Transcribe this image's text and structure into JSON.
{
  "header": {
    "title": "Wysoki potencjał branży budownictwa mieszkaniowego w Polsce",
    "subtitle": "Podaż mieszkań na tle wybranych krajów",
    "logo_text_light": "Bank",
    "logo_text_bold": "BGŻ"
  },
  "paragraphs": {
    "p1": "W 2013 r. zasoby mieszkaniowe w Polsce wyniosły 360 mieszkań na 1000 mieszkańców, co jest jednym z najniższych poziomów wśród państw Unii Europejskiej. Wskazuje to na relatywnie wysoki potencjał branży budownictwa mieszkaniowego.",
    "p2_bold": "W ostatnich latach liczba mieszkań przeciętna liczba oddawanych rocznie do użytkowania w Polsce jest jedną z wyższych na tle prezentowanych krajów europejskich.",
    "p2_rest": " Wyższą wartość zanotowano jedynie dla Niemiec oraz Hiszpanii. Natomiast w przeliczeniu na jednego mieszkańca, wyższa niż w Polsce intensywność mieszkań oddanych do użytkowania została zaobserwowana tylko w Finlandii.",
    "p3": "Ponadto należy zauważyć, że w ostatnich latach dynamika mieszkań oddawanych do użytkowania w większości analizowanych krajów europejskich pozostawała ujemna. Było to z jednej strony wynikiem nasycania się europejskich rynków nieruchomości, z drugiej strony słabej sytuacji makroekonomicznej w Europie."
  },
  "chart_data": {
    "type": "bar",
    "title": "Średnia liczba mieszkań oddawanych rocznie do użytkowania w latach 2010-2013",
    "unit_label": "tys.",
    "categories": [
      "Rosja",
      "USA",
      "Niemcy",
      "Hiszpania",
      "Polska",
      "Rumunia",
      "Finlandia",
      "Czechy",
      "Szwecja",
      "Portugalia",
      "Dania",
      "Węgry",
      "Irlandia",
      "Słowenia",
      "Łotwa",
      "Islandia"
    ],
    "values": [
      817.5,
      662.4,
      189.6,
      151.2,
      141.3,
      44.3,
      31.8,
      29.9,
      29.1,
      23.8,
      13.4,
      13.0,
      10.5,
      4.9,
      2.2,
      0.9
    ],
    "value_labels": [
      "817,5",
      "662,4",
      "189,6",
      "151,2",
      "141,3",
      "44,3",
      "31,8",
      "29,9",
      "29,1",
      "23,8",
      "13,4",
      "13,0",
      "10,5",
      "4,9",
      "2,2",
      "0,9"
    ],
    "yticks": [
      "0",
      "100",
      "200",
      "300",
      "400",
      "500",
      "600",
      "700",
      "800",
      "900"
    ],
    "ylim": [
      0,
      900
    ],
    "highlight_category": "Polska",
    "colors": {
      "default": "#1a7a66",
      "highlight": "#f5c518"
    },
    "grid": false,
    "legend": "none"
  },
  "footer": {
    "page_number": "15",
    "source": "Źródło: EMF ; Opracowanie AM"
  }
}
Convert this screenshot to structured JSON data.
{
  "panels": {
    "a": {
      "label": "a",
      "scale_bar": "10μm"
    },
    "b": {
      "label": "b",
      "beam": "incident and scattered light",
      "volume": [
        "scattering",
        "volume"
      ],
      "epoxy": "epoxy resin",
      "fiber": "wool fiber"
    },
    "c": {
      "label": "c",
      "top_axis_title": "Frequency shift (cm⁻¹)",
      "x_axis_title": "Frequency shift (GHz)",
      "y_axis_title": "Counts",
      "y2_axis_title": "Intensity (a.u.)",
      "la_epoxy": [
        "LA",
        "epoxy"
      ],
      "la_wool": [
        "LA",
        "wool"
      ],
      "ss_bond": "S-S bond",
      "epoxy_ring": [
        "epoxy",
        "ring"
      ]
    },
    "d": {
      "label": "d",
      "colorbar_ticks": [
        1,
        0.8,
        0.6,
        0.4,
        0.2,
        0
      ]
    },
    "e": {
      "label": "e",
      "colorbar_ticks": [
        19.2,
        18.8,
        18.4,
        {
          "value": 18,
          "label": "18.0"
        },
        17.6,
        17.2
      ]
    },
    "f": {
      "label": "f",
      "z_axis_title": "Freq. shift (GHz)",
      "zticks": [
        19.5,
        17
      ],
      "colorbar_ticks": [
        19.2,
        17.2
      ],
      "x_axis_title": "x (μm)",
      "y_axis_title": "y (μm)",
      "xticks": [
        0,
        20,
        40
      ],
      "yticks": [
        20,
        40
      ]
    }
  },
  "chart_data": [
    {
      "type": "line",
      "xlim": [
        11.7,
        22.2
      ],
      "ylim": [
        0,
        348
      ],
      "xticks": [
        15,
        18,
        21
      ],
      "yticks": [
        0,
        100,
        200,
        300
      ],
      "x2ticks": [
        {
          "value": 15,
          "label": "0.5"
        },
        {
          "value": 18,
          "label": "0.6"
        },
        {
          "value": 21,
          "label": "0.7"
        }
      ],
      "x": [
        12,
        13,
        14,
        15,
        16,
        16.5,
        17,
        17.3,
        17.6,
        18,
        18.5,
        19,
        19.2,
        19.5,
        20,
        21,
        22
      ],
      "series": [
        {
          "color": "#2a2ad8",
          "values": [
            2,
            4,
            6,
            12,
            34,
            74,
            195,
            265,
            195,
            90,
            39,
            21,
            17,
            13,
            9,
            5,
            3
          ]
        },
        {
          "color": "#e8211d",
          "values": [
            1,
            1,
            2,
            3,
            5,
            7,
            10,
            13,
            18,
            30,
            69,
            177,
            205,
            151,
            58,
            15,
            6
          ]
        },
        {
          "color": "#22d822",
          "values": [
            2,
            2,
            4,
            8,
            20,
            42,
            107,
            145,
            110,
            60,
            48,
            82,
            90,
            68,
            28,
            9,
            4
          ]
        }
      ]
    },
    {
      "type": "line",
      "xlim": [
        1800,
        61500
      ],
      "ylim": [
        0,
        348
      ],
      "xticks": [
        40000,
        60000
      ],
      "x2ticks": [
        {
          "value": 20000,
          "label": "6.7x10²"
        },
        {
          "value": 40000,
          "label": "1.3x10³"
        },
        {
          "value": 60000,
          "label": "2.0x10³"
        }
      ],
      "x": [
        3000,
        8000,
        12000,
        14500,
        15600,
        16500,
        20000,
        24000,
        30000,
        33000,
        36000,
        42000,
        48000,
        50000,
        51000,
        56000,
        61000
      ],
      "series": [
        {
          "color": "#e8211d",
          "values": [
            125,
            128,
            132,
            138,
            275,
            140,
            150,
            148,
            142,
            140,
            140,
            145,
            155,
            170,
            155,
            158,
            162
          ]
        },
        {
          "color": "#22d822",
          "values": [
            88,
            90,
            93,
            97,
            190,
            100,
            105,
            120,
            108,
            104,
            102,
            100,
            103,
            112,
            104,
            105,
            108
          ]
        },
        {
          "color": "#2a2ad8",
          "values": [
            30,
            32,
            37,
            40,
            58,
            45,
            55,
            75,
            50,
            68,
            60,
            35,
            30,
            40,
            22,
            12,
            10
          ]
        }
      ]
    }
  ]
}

==============================

Report only the number of lines in the records that include the word "liczba".

2